**THE TASK:** Take the entries below and print all of them exactly, please.

Lines of data
⁂

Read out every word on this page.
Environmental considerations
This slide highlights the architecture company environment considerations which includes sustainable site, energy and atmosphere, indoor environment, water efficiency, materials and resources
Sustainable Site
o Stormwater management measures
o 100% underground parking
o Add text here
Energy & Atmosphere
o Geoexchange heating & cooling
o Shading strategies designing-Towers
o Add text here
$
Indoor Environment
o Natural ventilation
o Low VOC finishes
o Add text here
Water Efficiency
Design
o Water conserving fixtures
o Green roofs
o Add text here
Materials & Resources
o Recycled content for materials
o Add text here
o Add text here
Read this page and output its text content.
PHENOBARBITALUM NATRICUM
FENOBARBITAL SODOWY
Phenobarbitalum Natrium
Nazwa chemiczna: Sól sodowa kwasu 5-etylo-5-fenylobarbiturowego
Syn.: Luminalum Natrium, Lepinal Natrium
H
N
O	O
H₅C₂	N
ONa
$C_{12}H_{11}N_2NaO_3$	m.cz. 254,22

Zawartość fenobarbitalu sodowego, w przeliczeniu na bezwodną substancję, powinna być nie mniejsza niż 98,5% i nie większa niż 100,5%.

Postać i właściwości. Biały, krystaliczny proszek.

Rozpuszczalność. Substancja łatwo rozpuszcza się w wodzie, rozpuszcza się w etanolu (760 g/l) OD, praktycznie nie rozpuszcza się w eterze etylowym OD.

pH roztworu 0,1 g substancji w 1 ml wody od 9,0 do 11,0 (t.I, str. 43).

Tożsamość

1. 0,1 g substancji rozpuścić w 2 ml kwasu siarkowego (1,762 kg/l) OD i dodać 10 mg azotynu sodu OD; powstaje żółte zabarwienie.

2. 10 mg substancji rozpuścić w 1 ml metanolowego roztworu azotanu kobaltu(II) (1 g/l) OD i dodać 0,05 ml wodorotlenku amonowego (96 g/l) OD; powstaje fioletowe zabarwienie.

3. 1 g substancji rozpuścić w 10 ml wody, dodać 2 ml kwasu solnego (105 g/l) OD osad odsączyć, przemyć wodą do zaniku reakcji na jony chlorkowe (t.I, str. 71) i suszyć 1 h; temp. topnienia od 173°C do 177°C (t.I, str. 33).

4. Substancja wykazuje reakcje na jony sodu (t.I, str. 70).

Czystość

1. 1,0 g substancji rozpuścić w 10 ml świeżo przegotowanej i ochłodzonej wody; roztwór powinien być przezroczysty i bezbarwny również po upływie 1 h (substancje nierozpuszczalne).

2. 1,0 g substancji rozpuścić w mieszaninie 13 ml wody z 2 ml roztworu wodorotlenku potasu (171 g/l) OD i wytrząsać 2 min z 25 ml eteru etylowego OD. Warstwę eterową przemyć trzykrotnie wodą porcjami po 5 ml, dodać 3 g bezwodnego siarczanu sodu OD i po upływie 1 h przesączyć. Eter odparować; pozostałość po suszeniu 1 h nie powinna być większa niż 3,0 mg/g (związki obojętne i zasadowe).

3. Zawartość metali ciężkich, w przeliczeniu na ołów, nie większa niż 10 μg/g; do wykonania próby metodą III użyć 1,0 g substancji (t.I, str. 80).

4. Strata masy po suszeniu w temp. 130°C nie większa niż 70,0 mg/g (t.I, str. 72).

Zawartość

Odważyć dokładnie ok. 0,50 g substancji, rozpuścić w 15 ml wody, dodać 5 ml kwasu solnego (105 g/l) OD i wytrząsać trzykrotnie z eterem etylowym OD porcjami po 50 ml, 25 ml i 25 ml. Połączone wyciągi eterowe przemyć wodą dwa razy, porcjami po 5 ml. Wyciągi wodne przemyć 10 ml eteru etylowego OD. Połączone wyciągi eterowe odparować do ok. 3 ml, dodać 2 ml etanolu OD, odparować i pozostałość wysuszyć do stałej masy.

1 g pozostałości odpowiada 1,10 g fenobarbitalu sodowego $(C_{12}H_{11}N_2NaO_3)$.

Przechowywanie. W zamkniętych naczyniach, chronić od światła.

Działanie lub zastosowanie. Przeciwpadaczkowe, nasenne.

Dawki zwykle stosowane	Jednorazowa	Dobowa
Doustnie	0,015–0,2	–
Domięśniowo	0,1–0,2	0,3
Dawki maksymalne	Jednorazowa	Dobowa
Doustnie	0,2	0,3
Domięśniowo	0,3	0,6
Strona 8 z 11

⁂

**FINISHED ANSWER:**
Read out every word on this page.
Environmental considerations
This slide highlights the architecture company environment considerations which includes sustainable site, energy and atmosphere, indoor environment, water efficiency, materials and resources
Sustainable Site
o Stormwater management measures
o 100% underground parking
o Add text here
Energy & Atmosphere
o Geoexchange heating & cooling
o Shading strategies designing-Towers
o Add text here
$
Indoor Environment
o Natural ventilation
o Low VOC finishes
o Add text here
Water Efficiency
Design
o Water conserving fixtures
o Green roofs
o Add text here
Materials & Resources
o Recycled content for materials
o Add text here
o Add text here
Read this page and output its text content.
PHENOBARBITALUM NATRICUM
FENOBARBITAL SODOWY
Phenobarbitalum Natrium
Nazwa chemiczna: Sól sodowa kwasu 5-etylo-5-fenylobarbiturowego
Syn.: Luminalum Natrium, Lepinal Natrium
H
N
O	O
H₅C₂	N
ONa
$C_{12}H_{11}N_2NaO_3$	m.cz. 254,22

Zawartość fenobarbitalu sodowego, w przeliczeniu na bezwodną substancję, powinna być nie mniejsza niż 98,5% i nie większa niż 100,5%.

Postać i właściwości. Biały, krystaliczny proszek.

Rozpuszczalność. Substancja łatwo rozpuszcza się w wodzie, rozpuszcza się w etanolu (760 g/l) OD, praktycznie nie rozpuszcza się w eterze etylowym OD.

pH roztworu 0,1 g substancji w 1 ml wody od 9,0 do 11,0 (t.I, str. 43).

Tożsamość

1. 0,1 g substancji rozpuścić w 2 ml kwasu siarkowego (1,762 kg/l) OD i dodać 10 mg azotynu sodu OD; powstaje żółte zabarwienie.

2. 10 mg substancji rozpuścić w 1 ml metanolowego roztworu azotanu kobaltu(II) (1 g/l) OD i dodać 0,05 ml wodorotlenku amonowego (96 g/l) OD; powstaje fioletowe zabarwienie.

3. 1 g substancji rozpuścić w 10 ml wody, dodać 2 ml kwasu solnego (105 g/l) OD osad odsączyć, przemyć wodą do zaniku reakcji na jony chlorkowe (t.I, str. 71) i suszyć 1 h; temp. topnienia od 173°C do 177°C (t.I, str. 33).

4. Substancja wykazuje reakcje na jony sodu (t.I, str. 70).

Czystość

1. 1,0 g substancji rozpuścić w 10 ml świeżo przegotowanej i ochłodzonej wody; roztwór powinien być przezroczysty i bezbarwny również po upływie 1 h (substancje nierozpuszczalne).

2. 1,0 g substancji rozpuścić w mieszaninie 13 ml wody z 2 ml roztworu wodorotlenku potasu (171 g/l) OD i wytrząsać 2 min z 25 ml eteru etylowego OD. Warstwę eterową przemyć trzykrotnie wodą porcjami po 5 ml, dodać 3 g bezwodnego siarczanu sodu OD i po upływie 1 h przesączyć. Eter odparować; pozostałość po suszeniu 1 h nie powinna być większa niż 3,0 mg/g (związki obojętne i zasadowe).

3. Zawartość metali ciężkich, w przeliczeniu na ołów, nie większa niż 10 μg/g; do wykonania próby metodą III użyć 1,0 g substancji (t.I, str. 80).

4. Strata masy po suszeniu w temp. 130°C nie większa niż 70,0 mg/g (t.I, str. 72).

Zawartość

Odważyć dokładnie ok. 0,50 g substancji, rozpuścić w 15 ml wody, dodać 5 ml kwasu solnego (105 g/l) OD i wytrząsać trzykrotnie z eterem etylowym OD porcjami po 50 ml, 25 ml i 25 ml. Połączone wyciągi eterowe przemyć wodą dwa razy, porcjami po 5 ml. Wyciągi wodne przemyć 10 ml eteru etylowego OD. Połączone wyciągi eterowe odparować do ok. 3 ml, dodać 2 ml etanolu OD, odparować i pozostałość wysuszyć do stałej masy.

1 g pozostałości odpowiada 1,10 g fenobarbitalu sodowego $(C_{12}H_{11}N_2NaO_3)$.

Przechowywanie. W zamkniętych naczyniach, chronić od światła.

Działanie lub zastosowanie. Przeciwpadaczkowe, nasenne.

Dawki zwykle stosowane	Jednorazowa	Dobowa
Doustnie	0,015–0,2	–
Domięśniowo	0,1–0,2	0,3
Dawki maksymalne	Jednorazowa	Dobowa
Doustnie	0,2	0,3
Domięśniowo	0,3	0,6
Strona 8 z 11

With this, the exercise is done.